--- start Task data ---
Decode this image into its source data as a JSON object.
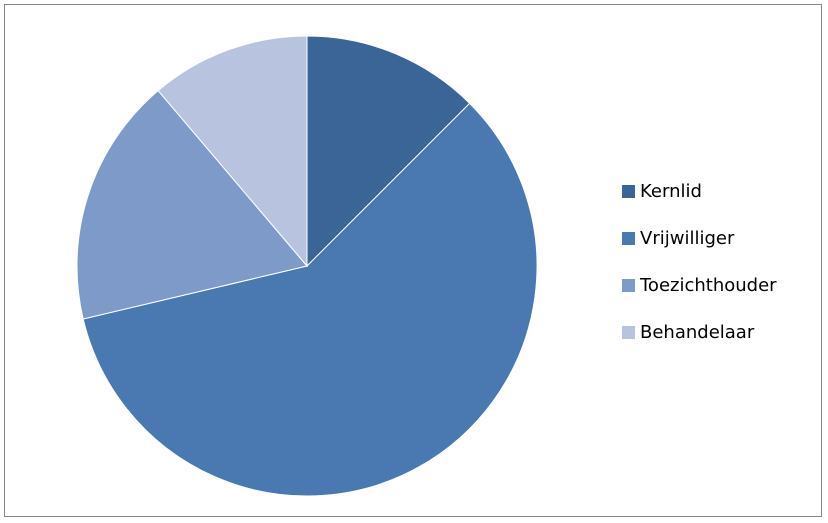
{
  "chart_data": {
    "type": "pie",
    "title": "",
    "categories": [
      "Kernlid",
      "Vrijwilliger",
      "Toezichthouder",
      "Behandelaar"
    ],
    "values": [
      12.5,
      58.8,
      17.5,
      11.2
    ],
    "colors": [
      "#3b6497",
      "#4a79b1",
      "#7e9ac8",
      "#b8c4df"
    ],
    "start_angle_deg": 0,
    "direction": "clockwise",
    "legend_position": "right"
  },
  "legend": {
    "items": [
      {
        "label": "Kernlid",
        "color": "#3b6497"
      },
      {
        "label": "Vrijwilliger",
        "color": "#4a79b1"
      },
      {
        "label": "Toezichthouder",
        "color": "#7e9ac8"
      },
      {
        "label": "Behandelaar",
        "color": "#b8c4df"
      }
    ]
  }
}
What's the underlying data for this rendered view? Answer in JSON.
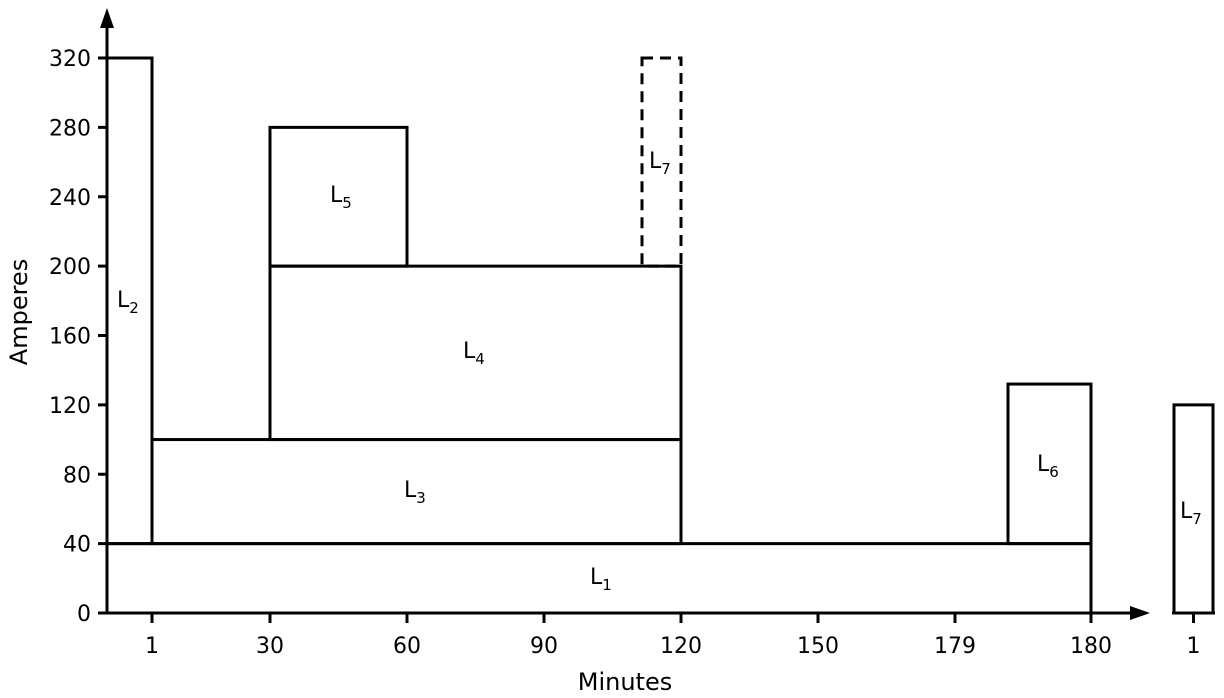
{
  "chart_data": {
    "type": "bar",
    "title": "",
    "xlabel": "Minutes",
    "ylabel": "Amperes",
    "ylim": [
      0,
      320
    ],
    "y_ticks": [
      "0",
      "40",
      "80",
      "120",
      "160",
      "200",
      "240",
      "280",
      "320"
    ],
    "x_ticks": [
      "1",
      "30",
      "60",
      "90",
      "120",
      "150",
      "179",
      "180"
    ],
    "extra_x_tick": "1",
    "grid": false,
    "boxes": [
      {
        "name": "L1",
        "label_main": "L",
        "label_sub": "1",
        "x_start": 0,
        "x_end": 180,
        "y_bottom": 0,
        "y_top": 40,
        "style": "solid",
        "segment": "main"
      },
      {
        "name": "L2",
        "label_main": "L",
        "label_sub": "2",
        "x_start": 0,
        "x_end": 1,
        "y_bottom": 40,
        "y_top": 320,
        "style": "solid",
        "segment": "main"
      },
      {
        "name": "L3",
        "label_main": "L",
        "label_sub": "3",
        "x_start": 1,
        "x_end": 120,
        "y_bottom": 40,
        "y_top": 100,
        "style": "solid",
        "segment": "main"
      },
      {
        "name": "L4",
        "label_main": "L",
        "label_sub": "4",
        "x_start": 30,
        "x_end": 120,
        "y_bottom": 100,
        "y_top": 200,
        "style": "solid",
        "segment": "main"
      },
      {
        "name": "L5",
        "label_main": "L",
        "label_sub": "5",
        "x_start": 30,
        "x_end": 60,
        "y_bottom": 200,
        "y_top": 280,
        "style": "solid",
        "segment": "main"
      },
      {
        "name": "L6",
        "label_main": "L",
        "label_sub": "6",
        "x_start": 179,
        "x_end": 180,
        "y_bottom": 40,
        "y_top": 132,
        "style": "solid",
        "segment": "main"
      },
      {
        "name": "L7-random",
        "label_main": "L",
        "label_sub": "7",
        "x_start": 111,
        "x_end": 120,
        "y_bottom": 200,
        "y_top": 320,
        "style": "dashed",
        "segment": "main"
      },
      {
        "name": "L7-final",
        "label_main": "L",
        "label_sub": "7",
        "x_start": 0,
        "x_end": 1,
        "y_bottom": 0,
        "y_top": 120,
        "style": "solid",
        "segment": "final"
      }
    ]
  }
}
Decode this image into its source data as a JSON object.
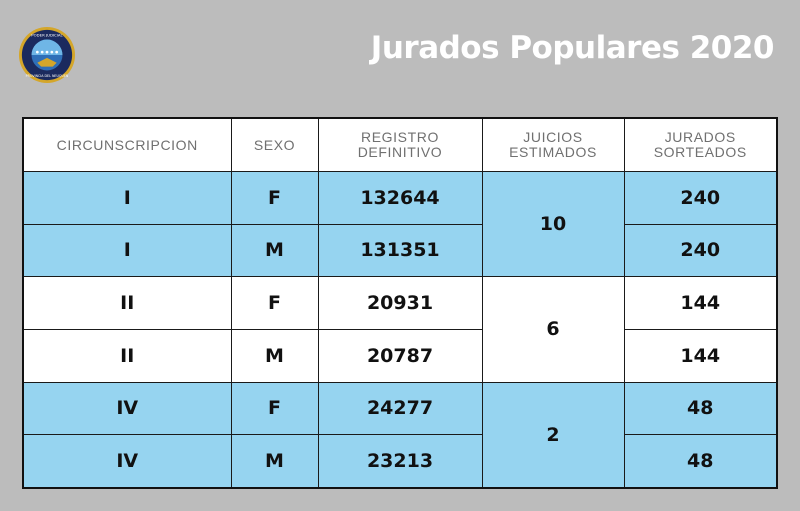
{
  "header": {
    "title": "Jurados Populares 2020",
    "logo_text_top": "PODER JUDICIAL",
    "logo_text_bottom": "PROVINCIA DEL NEUQUEN"
  },
  "table": {
    "headers": [
      "CIRCUNSCRIPCION",
      "SEXO",
      "REGISTRO\nDEFINITIVO",
      "JUICIOS\nESTIMADOS",
      "JURADOS\nSORTEADOS"
    ],
    "groups": [
      {
        "juicios": "10",
        "rows": [
          {
            "circ": "I",
            "sexo": "F",
            "registro": "132644",
            "jurados": "240"
          },
          {
            "circ": "I",
            "sexo": "M",
            "registro": "131351",
            "jurados": "240"
          }
        ]
      },
      {
        "juicios": "6",
        "rows": [
          {
            "circ": "II",
            "sexo": "F",
            "registro": "20931",
            "jurados": "144"
          },
          {
            "circ": "II",
            "sexo": "M",
            "registro": "20787",
            "jurados": "144"
          }
        ]
      },
      {
        "juicios": "2",
        "rows": [
          {
            "circ": "IV",
            "sexo": "F",
            "registro": "24277",
            "jurados": "48"
          },
          {
            "circ": "IV",
            "sexo": "M",
            "registro": "23213",
            "jurados": "48"
          }
        ]
      }
    ]
  },
  "colors": {
    "background": "#bcbcbc",
    "row_blue": "#96d4f0",
    "logo_navy": "#1b2a5e",
    "logo_gold": "#d4a62a"
  }
}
--- end Task data ---
■ The request: Transcribe the whole listing, character for character, but not its images.

■ Expected answer:
Decode this image into its source data as a JSON object.
{
  "chart_data": {
    "type": "pie",
    "title": "",
    "categories": [
      "Kernlid",
      "Vrijwilliger",
      "Toezichthouder",
      "Behandelaar"
    ],
    "values": [
      12.5,
      58.8,
      17.5,
      11.2
    ],
    "colors": [
      "#3b6497",
      "#4a79b1",
      "#7e9ac8",
      "#b8c4df"
    ],
    "start_angle_deg": 0,
    "direction": "clockwise",
    "legend_position": "right"
  },
  "legend": {
    "items": [
      {
        "label": "Kernlid",
        "color": "#3b6497"
      },
      {
        "label": "Vrijwilliger",
        "color": "#4a79b1"
      },
      {
        "label": "Toezichthouder",
        "color": "#7e9ac8"
      },
      {
        "label": "Behandelaar",
        "color": "#b8c4df"
      }
    ]
  }
}
What's the underlying data for this rendered view? Answer in JSON.
{
  "chart_data": {
    "type": "bar",
    "title": "",
    "xlabel": "Minutes",
    "ylabel": "Amperes",
    "ylim": [
      0,
      320
    ],
    "y_ticks": [
      "0",
      "40",
      "80",
      "120",
      "160",
      "200",
      "240",
      "280",
      "320"
    ],
    "x_ticks": [
      "1",
      "30",
      "60",
      "90",
      "120",
      "150",
      "179",
      "180"
    ],
    "extra_x_tick": "1",
    "grid": false,
    "boxes": [
      {
        "name": "L1",
        "label_main": "L",
        "label_sub": "1",
        "x_start": 0,
        "x_end": 180,
        "y_bottom": 0,
        "y_top": 40,
        "style": "solid",
        "segment": "main"
      },
      {
        "name": "L2",
        "label_main": "L",
        "label_sub": "2",
        "x_start": 0,
        "x_end": 1,
        "y_bottom": 40,
        "y_top": 320,
        "style": "solid",
        "segment": "main"
      },
      {
        "name": "L3",
        "label_main": "L",
        "label_sub": "3",
        "x_start": 1,
        "x_end": 120,
        "y_bottom": 40,
        "y_top": 100,
        "style": "solid",
        "segment": "main"
      },
      {
        "name": "L4",
        "label_main": "L",
        "label_sub": "4",
        "x_start": 30,
        "x_end": 120,
        "y_bottom": 100,
        "y_top": 200,
        "style": "solid",
        "segment": "main"
      },
      {
        "name": "L5",
        "label_main": "L",
        "label_sub": "5",
        "x_start": 30,
        "x_end": 60,
        "y_bottom": 200,
        "y_top": 280,
        "style": "solid",
        "segment": "main"
      },
      {
        "name": "L6",
        "label_main": "L",
        "label_sub": "6",
        "x_start": 179,
        "x_end": 180,
        "y_bottom": 40,
        "y_top": 132,
        "style": "solid",
        "segment": "main"
      },
      {
        "name": "L7-random",
        "label_main": "L",
        "label_sub": "7",
        "x_start": 111,
        "x_end": 120,
        "y_bottom": 200,
        "y_top": 320,
        "style": "dashed",
        "segment": "main"
      },
      {
        "name": "L7-final",
        "label_main": "L",
        "label_sub": "7",
        "x_start": 0,
        "x_end": 1,
        "y_bottom": 0,
        "y_top": 120,
        "style": "solid",
        "segment": "final"
      }
    ]
  }
}
Decode this image into its source data as a JSON object.
{
  "header": {
    "title": "Jurados Populares 2020",
    "logo_text_top": "PODER JUDICIAL",
    "logo_text_bottom": "PROVINCIA DEL NEUQUEN"
  },
  "table": {
    "headers": [
      "CIRCUNSCRIPCION",
      "SEXO",
      "REGISTRO\nDEFINITIVO",
      "JUICIOS\nESTIMADOS",
      "JURADOS\nSORTEADOS"
    ],
    "groups": [
      {
        "juicios": "10",
        "rows": [
          {
            "circ": "I",
            "sexo": "F",
            "registro": "132644",
            "jurados": "240"
          },
          {
            "circ": "I",
            "sexo": "M",
            "registro": "131351",
            "jurados": "240"
          }
        ]
      },
      {
        "juicios": "6",
        "rows": [
          {
            "circ": "II",
            "sexo": "F",
            "registro": "20931",
            "jurados": "144"
          },
          {
            "circ": "II",
            "sexo": "M",
            "registro": "20787",
            "jurados": "144"
          }
        ]
      },
      {
        "juicios": "2",
        "rows": [
          {
            "circ": "IV",
            "sexo": "F",
            "registro": "24277",
            "jurados": "48"
          },
          {
            "circ": "IV",
            "sexo": "M",
            "registro": "23213",
            "jurados": "48"
          }
        ]
      }
    ]
  },
  "colors": {
    "background": "#bcbcbc",
    "row_blue": "#96d4f0",
    "logo_navy": "#1b2a5e",
    "logo_gold": "#d4a62a"
  }
}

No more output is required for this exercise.